What the task asks →
Pull out every line of the records below that contains the string "legend", matching case exactly.

Records supplied →
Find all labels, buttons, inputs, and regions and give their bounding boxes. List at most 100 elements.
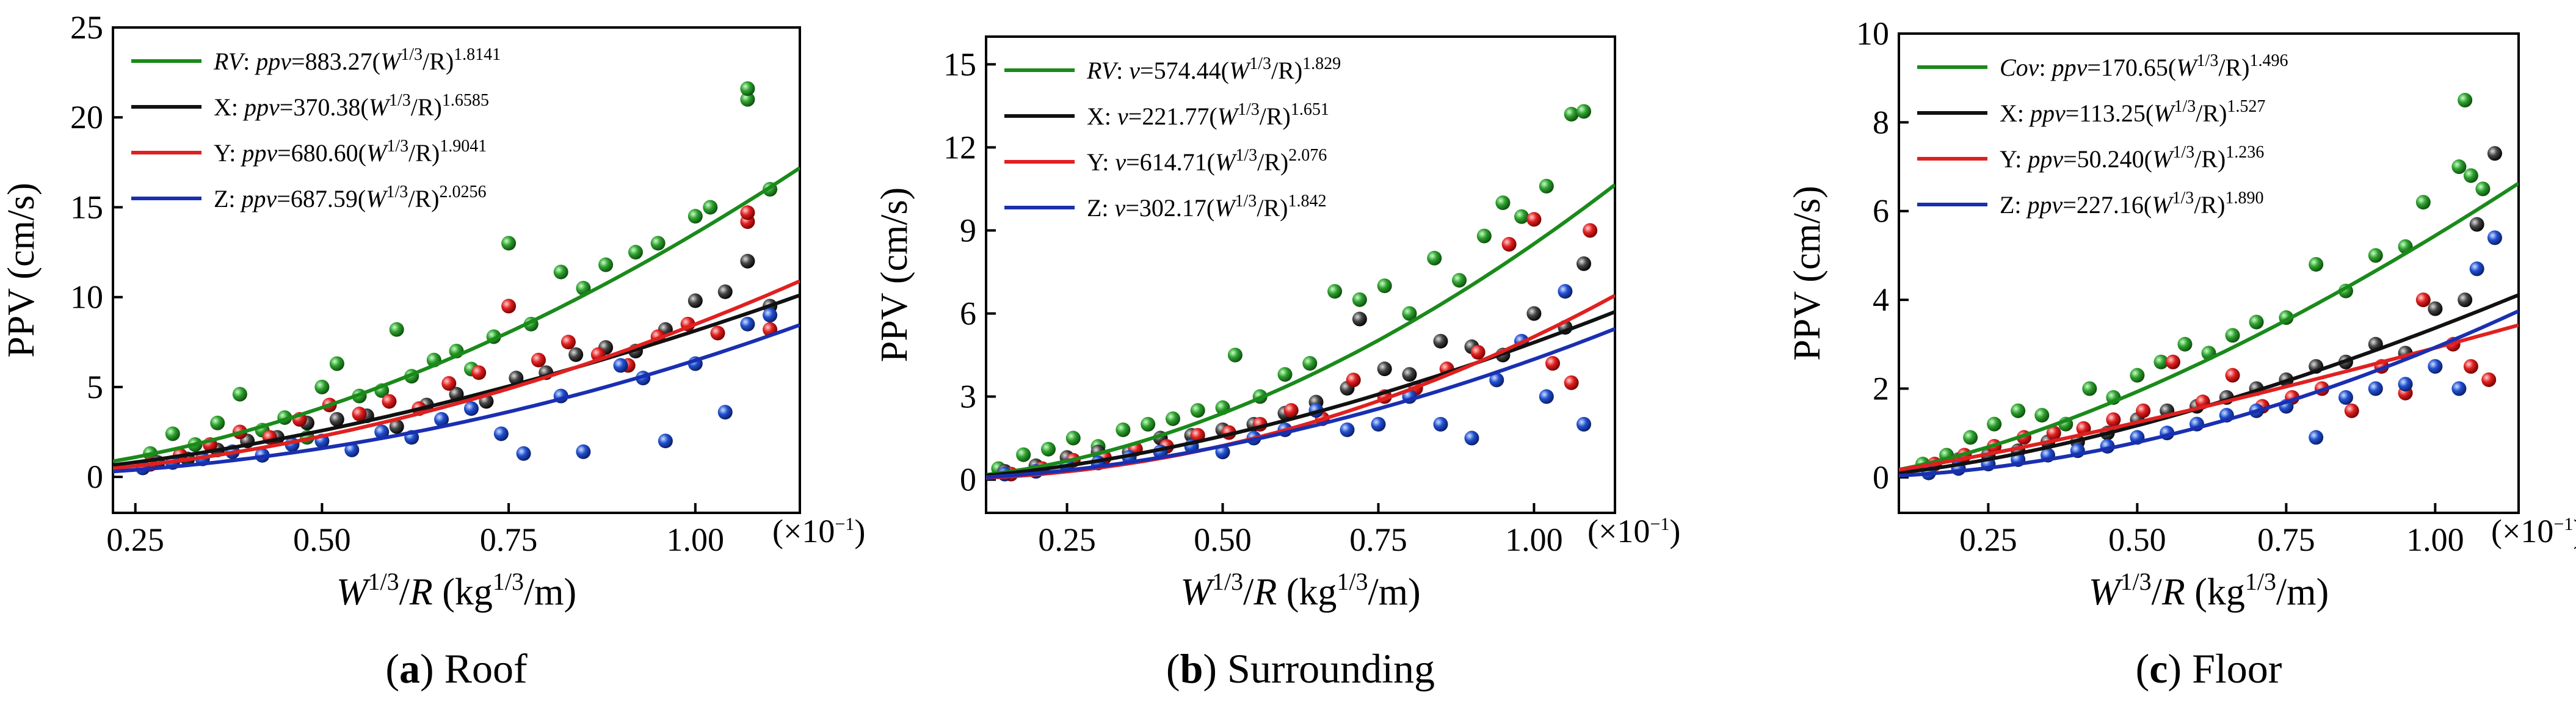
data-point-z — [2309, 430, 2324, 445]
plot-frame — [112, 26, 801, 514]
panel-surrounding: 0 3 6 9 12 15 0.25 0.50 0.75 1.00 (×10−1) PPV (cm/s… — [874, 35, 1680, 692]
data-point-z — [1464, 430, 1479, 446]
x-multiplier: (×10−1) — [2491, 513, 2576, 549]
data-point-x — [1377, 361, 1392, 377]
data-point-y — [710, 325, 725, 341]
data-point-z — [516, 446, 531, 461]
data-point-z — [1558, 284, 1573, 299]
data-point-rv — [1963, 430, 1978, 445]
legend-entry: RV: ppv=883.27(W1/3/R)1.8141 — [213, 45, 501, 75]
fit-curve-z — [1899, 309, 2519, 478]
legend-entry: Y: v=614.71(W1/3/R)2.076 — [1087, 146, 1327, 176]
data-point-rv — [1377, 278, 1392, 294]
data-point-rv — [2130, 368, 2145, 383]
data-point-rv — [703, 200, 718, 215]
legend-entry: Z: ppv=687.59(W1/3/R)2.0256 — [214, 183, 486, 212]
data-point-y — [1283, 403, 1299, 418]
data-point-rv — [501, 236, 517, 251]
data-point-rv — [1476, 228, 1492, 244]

Task solution →
legend-entry: RV: ppv=883.27(W1/3/R)1.8141 — [213, 45, 501, 75]
legend-entry: Y: v=614.71(W1/3/R)2.076 — [1087, 146, 1327, 176]
legend-entry: Z: ppv=687.59(W1/3/R)2.0256 — [214, 183, 486, 212]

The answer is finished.